* **WHAT YOU SHOULD DO**
Gather up all lines that carry the word "this".

■ ■ ■ ■ ■

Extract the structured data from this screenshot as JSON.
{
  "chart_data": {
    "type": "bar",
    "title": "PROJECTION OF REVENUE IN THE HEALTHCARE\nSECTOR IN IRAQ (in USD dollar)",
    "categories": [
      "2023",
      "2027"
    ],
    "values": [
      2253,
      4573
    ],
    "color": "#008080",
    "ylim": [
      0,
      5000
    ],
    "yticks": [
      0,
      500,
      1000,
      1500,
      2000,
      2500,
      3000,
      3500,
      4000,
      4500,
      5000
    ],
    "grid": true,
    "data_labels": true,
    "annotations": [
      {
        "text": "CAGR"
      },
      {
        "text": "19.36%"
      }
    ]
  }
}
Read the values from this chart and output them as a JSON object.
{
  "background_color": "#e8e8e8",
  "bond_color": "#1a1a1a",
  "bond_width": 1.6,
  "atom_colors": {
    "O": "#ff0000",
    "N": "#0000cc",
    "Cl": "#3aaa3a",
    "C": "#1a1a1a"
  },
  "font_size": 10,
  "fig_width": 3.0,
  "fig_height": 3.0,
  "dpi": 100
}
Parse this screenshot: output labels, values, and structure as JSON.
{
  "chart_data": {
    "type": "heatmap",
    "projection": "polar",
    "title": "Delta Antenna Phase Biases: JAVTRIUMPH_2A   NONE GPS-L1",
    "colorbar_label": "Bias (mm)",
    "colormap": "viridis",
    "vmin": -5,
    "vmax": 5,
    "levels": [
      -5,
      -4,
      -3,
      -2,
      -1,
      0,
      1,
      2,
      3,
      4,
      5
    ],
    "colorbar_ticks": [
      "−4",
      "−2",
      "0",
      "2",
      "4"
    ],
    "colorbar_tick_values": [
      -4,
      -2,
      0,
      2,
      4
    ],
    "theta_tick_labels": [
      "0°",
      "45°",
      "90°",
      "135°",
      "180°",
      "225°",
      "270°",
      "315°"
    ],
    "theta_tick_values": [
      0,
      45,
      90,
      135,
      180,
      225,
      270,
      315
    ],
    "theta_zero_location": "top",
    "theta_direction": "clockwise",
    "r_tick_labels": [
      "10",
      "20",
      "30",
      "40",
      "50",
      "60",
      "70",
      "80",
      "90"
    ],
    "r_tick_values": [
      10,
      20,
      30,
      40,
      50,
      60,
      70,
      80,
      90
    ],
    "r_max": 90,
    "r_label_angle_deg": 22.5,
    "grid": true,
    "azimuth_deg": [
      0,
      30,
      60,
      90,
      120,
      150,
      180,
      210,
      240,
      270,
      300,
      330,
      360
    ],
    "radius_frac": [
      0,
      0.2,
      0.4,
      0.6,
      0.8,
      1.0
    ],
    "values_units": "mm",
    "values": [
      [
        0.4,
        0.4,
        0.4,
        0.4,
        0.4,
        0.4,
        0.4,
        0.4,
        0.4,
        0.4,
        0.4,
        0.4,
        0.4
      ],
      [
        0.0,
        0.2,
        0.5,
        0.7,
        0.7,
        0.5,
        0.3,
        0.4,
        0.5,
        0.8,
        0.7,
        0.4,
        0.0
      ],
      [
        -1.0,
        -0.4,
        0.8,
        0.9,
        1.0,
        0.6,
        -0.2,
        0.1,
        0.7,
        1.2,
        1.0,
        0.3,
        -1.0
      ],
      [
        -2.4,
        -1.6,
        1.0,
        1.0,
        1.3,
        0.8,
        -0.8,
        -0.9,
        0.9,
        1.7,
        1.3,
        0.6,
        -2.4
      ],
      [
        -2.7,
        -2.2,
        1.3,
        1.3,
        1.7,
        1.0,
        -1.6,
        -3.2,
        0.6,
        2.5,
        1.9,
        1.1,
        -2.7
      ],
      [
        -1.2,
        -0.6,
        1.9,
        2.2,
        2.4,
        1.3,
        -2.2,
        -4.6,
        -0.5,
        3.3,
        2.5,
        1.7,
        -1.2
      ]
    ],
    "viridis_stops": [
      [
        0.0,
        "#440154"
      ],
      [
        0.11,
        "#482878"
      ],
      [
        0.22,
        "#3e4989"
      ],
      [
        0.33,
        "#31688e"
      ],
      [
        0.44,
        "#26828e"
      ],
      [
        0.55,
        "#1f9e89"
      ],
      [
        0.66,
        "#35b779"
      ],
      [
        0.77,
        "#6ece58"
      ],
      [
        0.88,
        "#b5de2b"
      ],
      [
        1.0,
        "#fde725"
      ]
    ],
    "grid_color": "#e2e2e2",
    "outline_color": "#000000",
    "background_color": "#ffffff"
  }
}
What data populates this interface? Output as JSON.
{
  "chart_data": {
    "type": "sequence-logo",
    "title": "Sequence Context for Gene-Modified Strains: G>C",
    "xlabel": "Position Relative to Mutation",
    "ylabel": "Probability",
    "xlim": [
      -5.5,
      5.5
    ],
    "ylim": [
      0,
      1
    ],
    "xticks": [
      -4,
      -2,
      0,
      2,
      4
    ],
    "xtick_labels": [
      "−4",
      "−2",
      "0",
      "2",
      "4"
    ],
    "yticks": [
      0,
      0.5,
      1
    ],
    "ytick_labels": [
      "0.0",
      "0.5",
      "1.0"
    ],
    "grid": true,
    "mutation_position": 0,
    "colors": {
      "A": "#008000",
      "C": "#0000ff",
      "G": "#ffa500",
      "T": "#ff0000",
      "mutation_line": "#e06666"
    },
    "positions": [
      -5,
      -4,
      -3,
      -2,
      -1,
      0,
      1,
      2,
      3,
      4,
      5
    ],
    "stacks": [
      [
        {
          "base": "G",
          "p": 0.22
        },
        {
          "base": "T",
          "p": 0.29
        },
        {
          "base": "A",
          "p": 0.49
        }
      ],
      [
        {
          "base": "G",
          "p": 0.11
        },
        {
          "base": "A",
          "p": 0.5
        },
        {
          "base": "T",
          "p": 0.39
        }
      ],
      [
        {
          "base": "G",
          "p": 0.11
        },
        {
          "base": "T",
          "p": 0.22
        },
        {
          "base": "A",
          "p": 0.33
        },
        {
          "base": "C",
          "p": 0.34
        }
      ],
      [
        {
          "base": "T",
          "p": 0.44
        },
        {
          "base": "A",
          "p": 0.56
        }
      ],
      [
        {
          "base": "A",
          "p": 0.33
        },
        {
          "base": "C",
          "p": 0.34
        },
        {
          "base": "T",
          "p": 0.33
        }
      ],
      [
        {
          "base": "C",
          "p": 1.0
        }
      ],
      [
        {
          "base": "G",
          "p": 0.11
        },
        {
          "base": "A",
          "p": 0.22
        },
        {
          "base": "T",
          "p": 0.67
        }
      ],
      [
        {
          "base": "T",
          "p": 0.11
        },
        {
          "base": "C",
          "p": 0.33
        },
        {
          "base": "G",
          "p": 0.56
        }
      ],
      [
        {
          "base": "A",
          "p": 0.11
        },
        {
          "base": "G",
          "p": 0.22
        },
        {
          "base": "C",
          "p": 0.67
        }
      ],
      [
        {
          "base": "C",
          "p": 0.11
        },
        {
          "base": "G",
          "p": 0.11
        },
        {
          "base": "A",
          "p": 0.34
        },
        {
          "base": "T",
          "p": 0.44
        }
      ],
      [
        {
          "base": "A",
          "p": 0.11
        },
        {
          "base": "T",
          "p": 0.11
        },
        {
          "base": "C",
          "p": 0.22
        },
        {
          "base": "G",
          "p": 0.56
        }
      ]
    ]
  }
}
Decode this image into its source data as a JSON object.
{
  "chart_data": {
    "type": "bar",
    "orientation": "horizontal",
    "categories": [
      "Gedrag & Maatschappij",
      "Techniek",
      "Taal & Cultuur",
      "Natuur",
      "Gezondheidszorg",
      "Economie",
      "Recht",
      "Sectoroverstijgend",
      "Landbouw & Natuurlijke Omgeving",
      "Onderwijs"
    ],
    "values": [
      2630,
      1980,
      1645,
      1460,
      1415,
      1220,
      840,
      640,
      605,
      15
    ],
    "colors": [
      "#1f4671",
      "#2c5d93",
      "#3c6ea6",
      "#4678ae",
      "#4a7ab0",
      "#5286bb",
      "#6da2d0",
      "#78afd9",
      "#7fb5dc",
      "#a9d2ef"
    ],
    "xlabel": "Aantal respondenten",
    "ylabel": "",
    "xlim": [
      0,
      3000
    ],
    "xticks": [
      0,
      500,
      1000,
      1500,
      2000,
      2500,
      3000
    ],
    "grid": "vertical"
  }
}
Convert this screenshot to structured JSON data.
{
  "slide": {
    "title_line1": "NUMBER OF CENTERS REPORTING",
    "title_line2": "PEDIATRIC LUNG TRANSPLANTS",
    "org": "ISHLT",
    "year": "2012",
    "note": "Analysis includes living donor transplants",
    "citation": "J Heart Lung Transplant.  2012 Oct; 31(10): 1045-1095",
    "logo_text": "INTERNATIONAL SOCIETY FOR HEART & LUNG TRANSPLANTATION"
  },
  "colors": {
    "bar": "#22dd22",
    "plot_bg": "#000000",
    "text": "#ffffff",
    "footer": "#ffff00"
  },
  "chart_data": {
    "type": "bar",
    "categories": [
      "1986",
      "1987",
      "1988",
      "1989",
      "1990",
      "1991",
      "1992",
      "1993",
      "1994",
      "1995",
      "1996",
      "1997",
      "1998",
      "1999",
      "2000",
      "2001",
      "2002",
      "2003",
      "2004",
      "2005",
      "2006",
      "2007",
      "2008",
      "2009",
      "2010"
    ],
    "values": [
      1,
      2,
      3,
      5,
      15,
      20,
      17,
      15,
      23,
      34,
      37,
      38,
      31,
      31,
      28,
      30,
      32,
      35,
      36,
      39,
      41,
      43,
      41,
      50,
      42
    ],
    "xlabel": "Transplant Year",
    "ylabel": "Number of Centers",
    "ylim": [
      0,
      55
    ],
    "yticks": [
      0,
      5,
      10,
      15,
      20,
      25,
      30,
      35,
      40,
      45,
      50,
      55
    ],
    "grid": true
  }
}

■ ■ ■ ■ ■

* **ANSWER BELOW**
Extract the structured data from this screenshot as JSON.
Read the values from this chart and output them as a JSON object.
Parse this screenshot: output labels, values, and structure as JSON.
What data populates this interface? Output as JSON.
Decode this image into its source data as a JSON object.
Convert this screenshot to structured JSON data.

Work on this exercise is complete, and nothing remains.